◆ Problem description
Could you print every record below exactly as it appears?

-- START Record extracts --

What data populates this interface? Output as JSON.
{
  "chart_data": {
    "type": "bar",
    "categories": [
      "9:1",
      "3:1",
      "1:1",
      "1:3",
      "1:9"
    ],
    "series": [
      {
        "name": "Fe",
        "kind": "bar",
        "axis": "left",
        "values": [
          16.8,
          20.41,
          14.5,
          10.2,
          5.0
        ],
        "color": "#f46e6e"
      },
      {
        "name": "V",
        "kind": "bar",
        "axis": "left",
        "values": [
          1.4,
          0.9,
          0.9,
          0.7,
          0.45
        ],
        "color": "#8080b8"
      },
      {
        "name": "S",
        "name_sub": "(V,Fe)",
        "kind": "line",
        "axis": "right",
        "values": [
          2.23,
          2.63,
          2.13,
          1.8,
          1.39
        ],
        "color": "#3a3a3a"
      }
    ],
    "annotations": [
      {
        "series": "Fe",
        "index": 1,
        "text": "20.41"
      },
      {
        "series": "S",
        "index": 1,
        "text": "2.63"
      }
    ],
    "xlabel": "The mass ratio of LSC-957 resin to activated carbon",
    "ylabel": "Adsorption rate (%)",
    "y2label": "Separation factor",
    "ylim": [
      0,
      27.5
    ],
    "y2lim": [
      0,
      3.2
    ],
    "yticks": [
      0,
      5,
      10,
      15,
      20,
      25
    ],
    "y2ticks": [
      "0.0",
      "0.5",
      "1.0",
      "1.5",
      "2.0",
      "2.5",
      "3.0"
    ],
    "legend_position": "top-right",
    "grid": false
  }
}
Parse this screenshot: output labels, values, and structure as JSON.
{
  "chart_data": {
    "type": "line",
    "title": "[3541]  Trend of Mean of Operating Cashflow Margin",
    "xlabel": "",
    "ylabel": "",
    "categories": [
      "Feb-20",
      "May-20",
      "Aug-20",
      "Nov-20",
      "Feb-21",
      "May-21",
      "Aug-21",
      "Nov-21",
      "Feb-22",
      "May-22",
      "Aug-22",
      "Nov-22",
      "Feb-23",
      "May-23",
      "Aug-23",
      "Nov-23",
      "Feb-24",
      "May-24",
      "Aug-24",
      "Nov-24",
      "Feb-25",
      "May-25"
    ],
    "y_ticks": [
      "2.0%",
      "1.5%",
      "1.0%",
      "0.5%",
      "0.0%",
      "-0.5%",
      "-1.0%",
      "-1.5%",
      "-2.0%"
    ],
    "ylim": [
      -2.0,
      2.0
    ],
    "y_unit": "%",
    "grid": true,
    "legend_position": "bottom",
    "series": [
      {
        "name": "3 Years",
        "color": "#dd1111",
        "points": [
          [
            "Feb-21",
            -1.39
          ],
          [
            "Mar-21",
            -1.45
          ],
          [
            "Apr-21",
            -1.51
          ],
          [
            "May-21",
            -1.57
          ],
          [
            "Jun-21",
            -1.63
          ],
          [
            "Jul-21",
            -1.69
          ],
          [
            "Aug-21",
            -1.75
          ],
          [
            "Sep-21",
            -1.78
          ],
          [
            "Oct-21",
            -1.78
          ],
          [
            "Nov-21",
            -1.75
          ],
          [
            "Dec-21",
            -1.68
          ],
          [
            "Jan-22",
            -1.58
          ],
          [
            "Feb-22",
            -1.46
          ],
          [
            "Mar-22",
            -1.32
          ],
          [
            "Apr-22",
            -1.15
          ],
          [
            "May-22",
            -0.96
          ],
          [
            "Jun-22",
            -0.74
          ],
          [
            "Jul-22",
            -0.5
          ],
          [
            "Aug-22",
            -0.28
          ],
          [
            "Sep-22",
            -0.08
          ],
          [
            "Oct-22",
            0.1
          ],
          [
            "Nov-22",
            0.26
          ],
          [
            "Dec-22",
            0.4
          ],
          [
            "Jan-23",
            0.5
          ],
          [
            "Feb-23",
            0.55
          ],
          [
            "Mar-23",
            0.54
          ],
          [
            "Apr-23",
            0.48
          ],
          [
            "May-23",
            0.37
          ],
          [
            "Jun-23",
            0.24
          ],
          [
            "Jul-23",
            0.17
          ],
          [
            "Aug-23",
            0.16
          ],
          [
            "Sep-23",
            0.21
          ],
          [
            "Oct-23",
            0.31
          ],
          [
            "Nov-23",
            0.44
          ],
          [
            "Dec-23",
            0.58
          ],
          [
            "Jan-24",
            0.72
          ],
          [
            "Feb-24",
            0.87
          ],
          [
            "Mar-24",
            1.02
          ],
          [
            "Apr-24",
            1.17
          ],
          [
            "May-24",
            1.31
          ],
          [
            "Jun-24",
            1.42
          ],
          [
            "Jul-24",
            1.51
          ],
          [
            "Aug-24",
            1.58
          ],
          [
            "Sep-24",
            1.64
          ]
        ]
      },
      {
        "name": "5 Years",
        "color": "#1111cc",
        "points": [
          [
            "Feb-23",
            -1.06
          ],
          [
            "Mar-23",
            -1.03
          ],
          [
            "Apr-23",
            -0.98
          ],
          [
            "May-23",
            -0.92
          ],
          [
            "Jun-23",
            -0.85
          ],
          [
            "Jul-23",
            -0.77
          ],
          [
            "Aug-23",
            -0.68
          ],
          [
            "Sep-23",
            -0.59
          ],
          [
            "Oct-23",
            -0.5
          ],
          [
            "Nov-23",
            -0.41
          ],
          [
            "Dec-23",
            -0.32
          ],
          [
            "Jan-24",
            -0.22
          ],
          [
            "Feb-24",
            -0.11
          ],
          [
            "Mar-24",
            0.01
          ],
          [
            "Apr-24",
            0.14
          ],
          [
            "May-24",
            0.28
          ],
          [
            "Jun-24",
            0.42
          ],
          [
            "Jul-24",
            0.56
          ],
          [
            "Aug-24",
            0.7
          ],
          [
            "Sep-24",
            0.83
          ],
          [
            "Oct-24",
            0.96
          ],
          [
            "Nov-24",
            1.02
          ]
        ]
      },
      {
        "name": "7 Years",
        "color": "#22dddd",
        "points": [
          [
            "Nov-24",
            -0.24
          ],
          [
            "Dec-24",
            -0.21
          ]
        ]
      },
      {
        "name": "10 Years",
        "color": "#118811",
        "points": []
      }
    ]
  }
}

-- END Record extracts --

◆ Exercise answer
What data populates this interface? Output as JSON.
{
  "chart_data": {
    "type": "bar",
    "categories": [
      "9:1",
      "3:1",
      "1:1",
      "1:3",
      "1:9"
    ],
    "series": [
      {
        "name": "Fe",
        "kind": "bar",
        "axis": "left",
        "values": [
          16.8,
          20.41,
          14.5,
          10.2,
          5.0
        ],
        "color": "#f46e6e"
      },
      {
        "name": "V",
        "kind": "bar",
        "axis": "left",
        "values": [
          1.4,
          0.9,
          0.9,
          0.7,
          0.45
        ],
        "color": "#8080b8"
      },
      {
        "name": "S",
        "name_sub": "(V,Fe)",
        "kind": "line",
        "axis": "right",
        "values": [
          2.23,
          2.63,
          2.13,
          1.8,
          1.39
        ],
        "color": "#3a3a3a"
      }
    ],
    "annotations": [
      {
        "series": "Fe",
        "index": 1,
        "text": "20.41"
      },
      {
        "series": "S",
        "index": 1,
        "text": "2.63"
      }
    ],
    "xlabel": "The mass ratio of LSC-957 resin to activated carbon",
    "ylabel": "Adsorption rate (%)",
    "y2label": "Separation factor",
    "ylim": [
      0,
      27.5
    ],
    "y2lim": [
      0,
      3.2
    ],
    "yticks": [
      0,
      5,
      10,
      15,
      20,
      25
    ],
    "y2ticks": [
      "0.0",
      "0.5",
      "1.0",
      "1.5",
      "2.0",
      "2.5",
      "3.0"
    ],
    "legend_position": "top-right",
    "grid": false
  }
}
Parse this screenshot: output labels, values, and structure as JSON.
{
  "chart_data": {
    "type": "line",
    "title": "[3541]  Trend of Mean of Operating Cashflow Margin",
    "xlabel": "",
    "ylabel": "",
    "categories": [
      "Feb-20",
      "May-20",
      "Aug-20",
      "Nov-20",
      "Feb-21",
      "May-21",
      "Aug-21",
      "Nov-21",
      "Feb-22",
      "May-22",
      "Aug-22",
      "Nov-22",
      "Feb-23",
      "May-23",
      "Aug-23",
      "Nov-23",
      "Feb-24",
      "May-24",
      "Aug-24",
      "Nov-24",
      "Feb-25",
      "May-25"
    ],
    "y_ticks": [
      "2.0%",
      "1.5%",
      "1.0%",
      "0.5%",
      "0.0%",
      "-0.5%",
      "-1.0%",
      "-1.5%",
      "-2.0%"
    ],
    "ylim": [
      -2.0,
      2.0
    ],
    "y_unit": "%",
    "grid": true,
    "legend_position": "bottom",
    "series": [
      {
        "name": "3 Years",
        "color": "#dd1111",
        "points": [
          [
            "Feb-21",
            -1.39
          ],
          [
            "Mar-21",
            -1.45
          ],
          [
            "Apr-21",
            -1.51
          ],
          [
            "May-21",
            -1.57
          ],
          [
            "Jun-21",
            -1.63
          ],
          [
            "Jul-21",
            -1.69
          ],
          [
            "Aug-21",
            -1.75
          ],
          [
            "Sep-21",
            -1.78
          ],
          [
            "Oct-21",
            -1.78
          ],
          [
            "Nov-21",
            -1.75
          ],
          [
            "Dec-21",
            -1.68
          ],
          [
            "Jan-22",
            -1.58
          ],
          [
            "Feb-22",
            -1.46
          ],
          [
            "Mar-22",
            -1.32
          ],
          [
            "Apr-22",
            -1.15
          ],
          [
            "May-22",
            -0.96
          ],
          [
            "Jun-22",
            -0.74
          ],
          [
            "Jul-22",
            -0.5
          ],
          [
            "Aug-22",
            -0.28
          ],
          [
            "Sep-22",
            -0.08
          ],
          [
            "Oct-22",
            0.1
          ],
          [
            "Nov-22",
            0.26
          ],
          [
            "Dec-22",
            0.4
          ],
          [
            "Jan-23",
            0.5
          ],
          [
            "Feb-23",
            0.55
          ],
          [
            "Mar-23",
            0.54
          ],
          [
            "Apr-23",
            0.48
          ],
          [
            "May-23",
            0.37
          ],
          [
            "Jun-23",
            0.24
          ],
          [
            "Jul-23",
            0.17
          ],
          [
            "Aug-23",
            0.16
          ],
          [
            "Sep-23",
            0.21
          ],
          [
            "Oct-23",
            0.31
          ],
          [
            "Nov-23",
            0.44
          ],
          [
            "Dec-23",
            0.58
          ],
          [
            "Jan-24",
            0.72
          ],
          [
            "Feb-24",
            0.87
          ],
          [
            "Mar-24",
            1.02
          ],
          [
            "Apr-24",
            1.17
          ],
          [
            "May-24",
            1.31
          ],
          [
            "Jun-24",
            1.42
          ],
          [
            "Jul-24",
            1.51
          ],
          [
            "Aug-24",
            1.58
          ],
          [
            "Sep-24",
            1.64
          ]
        ]
      },
      {
        "name": "5 Years",
        "color": "#1111cc",
        "points": [
          [
            "Feb-23",
            -1.06
          ],
          [
            "Mar-23",
            -1.03
          ],
          [
            "Apr-23",
            -0.98
          ],
          [
            "May-23",
            -0.92
          ],
          [
            "Jun-23",
            -0.85
          ],
          [
            "Jul-23",
            -0.77
          ],
          [
            "Aug-23",
            -0.68
          ],
          [
            "Sep-23",
            -0.59
          ],
          [
            "Oct-23",
            -0.5
          ],
          [
            "Nov-23",
            -0.41
          ],
          [
            "Dec-23",
            -0.32
          ],
          [
            "Jan-24",
            -0.22
          ],
          [
            "Feb-24",
            -0.11
          ],
          [
            "Mar-24",
            0.01
          ],
          [
            "Apr-24",
            0.14
          ],
          [
            "May-24",
            0.28
          ],
          [
            "Jun-24",
            0.42
          ],
          [
            "Jul-24",
            0.56
          ],
          [
            "Aug-24",
            0.7
          ],
          [
            "Sep-24",
            0.83
          ],
          [
            "Oct-24",
            0.96
          ],
          [
            "Nov-24",
            1.02
          ]
        ]
      },
      {
        "name": "7 Years",
        "color": "#22dddd",
        "points": [
          [
            "Nov-24",
            -0.24
          ],
          [
            "Dec-24",
            -0.21
          ]
        ]
      },
      {
        "name": "10 Years",
        "color": "#118811",
        "points": []
      }
    ]
  }
}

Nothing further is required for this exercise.